- _Exercise details_
Output the material below in its entirety, exactly as given.

_ _ _

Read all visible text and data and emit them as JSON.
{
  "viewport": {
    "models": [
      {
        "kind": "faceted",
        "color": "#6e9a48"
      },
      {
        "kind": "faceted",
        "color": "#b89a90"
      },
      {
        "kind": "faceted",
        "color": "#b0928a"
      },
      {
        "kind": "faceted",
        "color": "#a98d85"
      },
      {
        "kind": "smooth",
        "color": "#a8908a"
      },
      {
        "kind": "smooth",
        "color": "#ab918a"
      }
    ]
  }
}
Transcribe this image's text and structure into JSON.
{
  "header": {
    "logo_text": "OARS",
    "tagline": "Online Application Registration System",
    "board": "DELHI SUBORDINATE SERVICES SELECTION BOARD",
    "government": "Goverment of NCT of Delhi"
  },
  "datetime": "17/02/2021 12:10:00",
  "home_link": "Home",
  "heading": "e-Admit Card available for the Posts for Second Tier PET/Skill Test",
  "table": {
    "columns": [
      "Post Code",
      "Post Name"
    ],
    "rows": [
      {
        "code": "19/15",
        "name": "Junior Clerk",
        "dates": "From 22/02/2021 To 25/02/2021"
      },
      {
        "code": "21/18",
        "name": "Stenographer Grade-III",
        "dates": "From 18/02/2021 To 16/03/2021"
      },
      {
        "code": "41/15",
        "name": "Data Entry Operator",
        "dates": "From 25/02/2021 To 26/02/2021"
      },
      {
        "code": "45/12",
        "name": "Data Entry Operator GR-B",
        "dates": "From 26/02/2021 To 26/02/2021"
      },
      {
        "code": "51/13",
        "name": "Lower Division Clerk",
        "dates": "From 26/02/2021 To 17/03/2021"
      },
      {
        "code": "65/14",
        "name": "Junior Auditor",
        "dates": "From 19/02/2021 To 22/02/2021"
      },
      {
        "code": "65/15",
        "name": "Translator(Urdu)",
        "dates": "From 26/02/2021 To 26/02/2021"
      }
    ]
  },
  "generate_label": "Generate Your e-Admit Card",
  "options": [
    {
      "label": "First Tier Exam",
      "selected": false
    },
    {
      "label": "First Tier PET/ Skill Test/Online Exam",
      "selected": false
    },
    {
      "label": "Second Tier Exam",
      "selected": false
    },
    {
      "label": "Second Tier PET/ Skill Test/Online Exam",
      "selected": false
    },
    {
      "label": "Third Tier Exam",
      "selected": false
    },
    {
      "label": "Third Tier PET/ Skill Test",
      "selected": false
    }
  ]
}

_ _ _

- _Output_
Read all visible text and data and emit them as JSON.
{
  "viewport": {
    "models": [
      {
        "kind": "faceted",
        "color": "#6e9a48"
      },
      {
        "kind": "faceted",
        "color": "#b89a90"
      },
      {
        "kind": "faceted",
        "color": "#b0928a"
      },
      {
        "kind": "faceted",
        "color": "#a98d85"
      },
      {
        "kind": "smooth",
        "color": "#a8908a"
      },
      {
        "kind": "smooth",
        "color": "#ab918a"
      }
    ]
  }
}
Transcribe this image's text and structure into JSON.
{
  "header": {
    "logo_text": "OARS",
    "tagline": "Online Application Registration System",
    "board": "DELHI SUBORDINATE SERVICES SELECTION BOARD",
    "government": "Goverment of NCT of Delhi"
  },
  "datetime": "17/02/2021 12:10:00",
  "home_link": "Home",
  "heading": "e-Admit Card available for the Posts for Second Tier PET/Skill Test",
  "table": {
    "columns": [
      "Post Code",
      "Post Name"
    ],
    "rows": [
      {
        "code": "19/15",
        "name": "Junior Clerk",
        "dates": "From 22/02/2021 To 25/02/2021"
      },
      {
        "code": "21/18",
        "name": "Stenographer Grade-III",
        "dates": "From 18/02/2021 To 16/03/2021"
      },
      {
        "code": "41/15",
        "name": "Data Entry Operator",
        "dates": "From 25/02/2021 To 26/02/2021"
      },
      {
        "code": "45/12",
        "name": "Data Entry Operator GR-B",
        "dates": "From 26/02/2021 To 26/02/2021"
      },
      {
        "code": "51/13",
        "name": "Lower Division Clerk",
        "dates": "From 26/02/2021 To 17/03/2021"
      },
      {
        "code": "65/14",
        "name": "Junior Auditor",
        "dates": "From 19/02/2021 To 22/02/2021"
      },
      {
        "code": "65/15",
        "name": "Translator(Urdu)",
        "dates": "From 26/02/2021 To 26/02/2021"
      }
    ]
  },
  "generate_label": "Generate Your e-Admit Card",
  "options": [
    {
      "label": "First Tier Exam",
      "selected": false
    },
    {
      "label": "First Tier PET/ Skill Test/Online Exam",
      "selected": false
    },
    {
      "label": "Second Tier Exam",
      "selected": false
    },
    {
      "label": "Second Tier PET/ Skill Test/Online Exam",
      "selected": false
    },
    {
      "label": "Third Tier Exam",
      "selected": false
    },
    {
      "label": "Third Tier PET/ Skill Test",
      "selected": false
    }
  ]
}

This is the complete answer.